» Task
Give every entry again, word for word and in full.

» Extracted records
_ _ _ _ _ _ _
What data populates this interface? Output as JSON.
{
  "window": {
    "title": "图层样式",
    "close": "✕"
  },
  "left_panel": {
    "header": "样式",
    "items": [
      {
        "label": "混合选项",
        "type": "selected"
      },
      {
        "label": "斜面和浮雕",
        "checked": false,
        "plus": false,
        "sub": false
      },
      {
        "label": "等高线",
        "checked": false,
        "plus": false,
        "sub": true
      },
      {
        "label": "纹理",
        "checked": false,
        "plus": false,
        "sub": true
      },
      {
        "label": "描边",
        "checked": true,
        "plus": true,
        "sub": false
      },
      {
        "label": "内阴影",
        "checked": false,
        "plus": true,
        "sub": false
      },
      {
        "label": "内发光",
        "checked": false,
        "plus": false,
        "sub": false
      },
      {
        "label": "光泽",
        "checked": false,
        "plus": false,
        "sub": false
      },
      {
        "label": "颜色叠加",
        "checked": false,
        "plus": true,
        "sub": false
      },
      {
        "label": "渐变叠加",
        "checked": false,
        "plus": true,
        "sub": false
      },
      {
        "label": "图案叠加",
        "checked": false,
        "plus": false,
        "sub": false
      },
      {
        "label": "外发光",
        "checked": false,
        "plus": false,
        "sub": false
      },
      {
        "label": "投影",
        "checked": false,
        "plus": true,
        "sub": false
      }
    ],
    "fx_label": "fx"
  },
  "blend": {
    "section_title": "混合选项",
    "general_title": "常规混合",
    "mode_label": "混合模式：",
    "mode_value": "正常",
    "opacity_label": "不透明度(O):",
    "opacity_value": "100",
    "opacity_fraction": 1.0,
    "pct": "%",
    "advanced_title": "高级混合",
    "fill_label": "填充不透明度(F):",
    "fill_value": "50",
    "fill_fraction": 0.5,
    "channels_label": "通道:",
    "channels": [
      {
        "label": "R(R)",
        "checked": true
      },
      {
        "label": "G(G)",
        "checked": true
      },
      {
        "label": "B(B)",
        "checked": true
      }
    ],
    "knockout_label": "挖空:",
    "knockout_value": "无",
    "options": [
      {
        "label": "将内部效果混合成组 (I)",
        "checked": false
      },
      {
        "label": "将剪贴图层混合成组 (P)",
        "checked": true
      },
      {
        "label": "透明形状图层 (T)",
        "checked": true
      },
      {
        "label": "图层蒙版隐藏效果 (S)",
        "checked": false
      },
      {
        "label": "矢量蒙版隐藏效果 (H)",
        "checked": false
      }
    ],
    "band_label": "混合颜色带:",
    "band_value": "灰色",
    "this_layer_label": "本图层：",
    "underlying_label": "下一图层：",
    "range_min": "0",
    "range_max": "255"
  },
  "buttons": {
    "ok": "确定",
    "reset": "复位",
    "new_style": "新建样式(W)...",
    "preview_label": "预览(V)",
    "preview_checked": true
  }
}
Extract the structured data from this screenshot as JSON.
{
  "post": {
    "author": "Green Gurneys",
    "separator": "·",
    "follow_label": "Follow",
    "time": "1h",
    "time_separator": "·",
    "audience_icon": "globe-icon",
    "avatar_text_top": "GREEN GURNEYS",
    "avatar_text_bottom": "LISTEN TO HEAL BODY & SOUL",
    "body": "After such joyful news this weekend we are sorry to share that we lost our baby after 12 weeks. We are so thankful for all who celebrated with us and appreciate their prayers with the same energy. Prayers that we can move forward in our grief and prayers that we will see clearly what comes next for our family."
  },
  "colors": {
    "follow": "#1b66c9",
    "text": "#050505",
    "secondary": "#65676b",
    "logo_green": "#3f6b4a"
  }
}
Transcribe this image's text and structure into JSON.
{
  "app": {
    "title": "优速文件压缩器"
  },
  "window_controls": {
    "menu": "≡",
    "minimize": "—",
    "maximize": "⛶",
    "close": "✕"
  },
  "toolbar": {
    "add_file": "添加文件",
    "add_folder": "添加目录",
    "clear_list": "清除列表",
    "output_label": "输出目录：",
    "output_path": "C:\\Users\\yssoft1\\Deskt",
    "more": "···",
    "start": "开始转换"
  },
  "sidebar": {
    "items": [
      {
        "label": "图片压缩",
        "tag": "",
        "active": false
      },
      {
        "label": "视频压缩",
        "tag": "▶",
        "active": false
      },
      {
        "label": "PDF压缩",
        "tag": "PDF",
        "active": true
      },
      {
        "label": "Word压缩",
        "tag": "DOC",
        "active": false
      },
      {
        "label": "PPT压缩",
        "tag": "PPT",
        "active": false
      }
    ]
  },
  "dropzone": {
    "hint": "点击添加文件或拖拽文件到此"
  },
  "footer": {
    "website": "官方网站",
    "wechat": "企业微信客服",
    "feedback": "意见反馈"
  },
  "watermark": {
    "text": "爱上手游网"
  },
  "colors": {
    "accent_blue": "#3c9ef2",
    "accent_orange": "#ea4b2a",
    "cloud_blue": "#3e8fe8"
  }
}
_ _ _ _ _ _ _
» Exercise response
What data populates this interface? Output as JSON.
{
  "window": {
    "title": "图层样式",
    "close": "✕"
  },
  "left_panel": {
    "header": "样式",
    "items": [
      {
        "label": "混合选项",
        "type": "selected"
      },
      {
        "label": "斜面和浮雕",
        "checked": false,
        "plus": false,
        "sub": false
      },
      {
        "label": "等高线",
        "checked": false,
        "plus": false,
        "sub": true
      },
      {
        "label": "纹理",
        "checked": false,
        "plus": false,
        "sub": true
      },
      {
        "label": "描边",
        "checked": true,
        "plus": true,
        "sub": false
      },
      {
        "label": "内阴影",
        "checked": false,
        "plus": true,
        "sub": false
      },
      {
        "label": "内发光",
        "checked": false,
        "plus": false,
        "sub": false
      },
      {
        "label": "光泽",
        "checked": false,
        "plus": false,
        "sub": false
      },
      {
        "label": "颜色叠加",
        "checked": false,
        "plus": true,
        "sub": false
      },
      {
        "label": "渐变叠加",
        "checked": false,
        "plus": true,
        "sub": false
      },
      {
        "label": "图案叠加",
        "checked": false,
        "plus": false,
        "sub": false
      },
      {
        "label": "外发光",
        "checked": false,
        "plus": false,
        "sub": false
      },
      {
        "label": "投影",
        "checked": false,
        "plus": true,
        "sub": false
      }
    ],
    "fx_label": "fx"
  },
  "blend": {
    "section_title": "混合选项",
    "general_title": "常规混合",
    "mode_label": "混合模式：",
    "mode_value": "正常",
    "opacity_label": "不透明度(O):",
    "opacity_value": "100",
    "opacity_fraction": 1.0,
    "pct": "%",
    "advanced_title": "高级混合",
    "fill_label": "填充不透明度(F):",
    "fill_value": "50",
    "fill_fraction": 0.5,
    "channels_label": "通道:",
    "channels": [
      {
        "label": "R(R)",
        "checked": true
      },
      {
        "label": "G(G)",
        "checked": true
      },
      {
        "label": "B(B)",
        "checked": true
      }
    ],
    "knockout_label": "挖空:",
    "knockout_value": "无",
    "options": [
      {
        "label": "将内部效果混合成组 (I)",
        "checked": false
      },
      {
        "label": "将剪贴图层混合成组 (P)",
        "checked": true
      },
      {
        "label": "透明形状图层 (T)",
        "checked": true
      },
      {
        "label": "图层蒙版隐藏效果 (S)",
        "checked": false
      },
      {
        "label": "矢量蒙版隐藏效果 (H)",
        "checked": false
      }
    ],
    "band_label": "混合颜色带:",
    "band_value": "灰色",
    "this_layer_label": "本图层：",
    "underlying_label": "下一图层：",
    "range_min": "0",
    "range_max": "255"
  },
  "buttons": {
    "ok": "确定",
    "reset": "复位",
    "new_style": "新建样式(W)...",
    "preview_label": "预览(V)",
    "preview_checked": true
  }
}
Extract the structured data from this screenshot as JSON.
{
  "post": {
    "author": "Green Gurneys",
    "separator": "·",
    "follow_label": "Follow",
    "time": "1h",
    "time_separator": "·",
    "audience_icon": "globe-icon",
    "avatar_text_top": "GREEN GURNEYS",
    "avatar_text_bottom": "LISTEN TO HEAL BODY & SOUL",
    "body": "After such joyful news this weekend we are sorry to share that we lost our baby after 12 weeks. We are so thankful for all who celebrated with us and appreciate their prayers with the same energy. Prayers that we can move forward in our grief and prayers that we will see clearly what comes next for our family."
  },
  "colors": {
    "follow": "#1b66c9",
    "text": "#050505",
    "secondary": "#65676b",
    "logo_green": "#3f6b4a"
  }
}
Transcribe this image's text and structure into JSON.
{
  "app": {
    "title": "优速文件压缩器"
  },
  "window_controls": {
    "menu": "≡",
    "minimize": "—",
    "maximize": "⛶",
    "close": "✕"
  },
  "toolbar": {
    "add_file": "添加文件",
    "add_folder": "添加目录",
    "clear_list": "清除列表",
    "output_label": "输出目录：",
    "output_path": "C:\\Users\\yssoft1\\Deskt",
    "more": "···",
    "start": "开始转换"
  },
  "sidebar": {
    "items": [
      {
        "label": "图片压缩",
        "tag": "",
        "active": false
      },
      {
        "label": "视频压缩",
        "tag": "▶",
        "active": false
      },
      {
        "label": "PDF压缩",
        "tag": "PDF",
        "active": true
      },
      {
        "label": "Word压缩",
        "tag": "DOC",
        "active": false
      },
      {
        "label": "PPT压缩",
        "tag": "PPT",
        "active": false
      }
    ]
  },
  "dropzone": {
    "hint": "点击添加文件或拖拽文件到此"
  },
  "footer": {
    "website": "官方网站",
    "wechat": "企业微信客服",
    "feedback": "意见反馈"
  },
  "watermark": {
    "text": "爱上手游网"
  },
  "colors": {
    "accent_blue": "#3c9ef2",
    "accent_orange": "#ea4b2a",
    "cloud_blue": "#3e8fe8"
  }
}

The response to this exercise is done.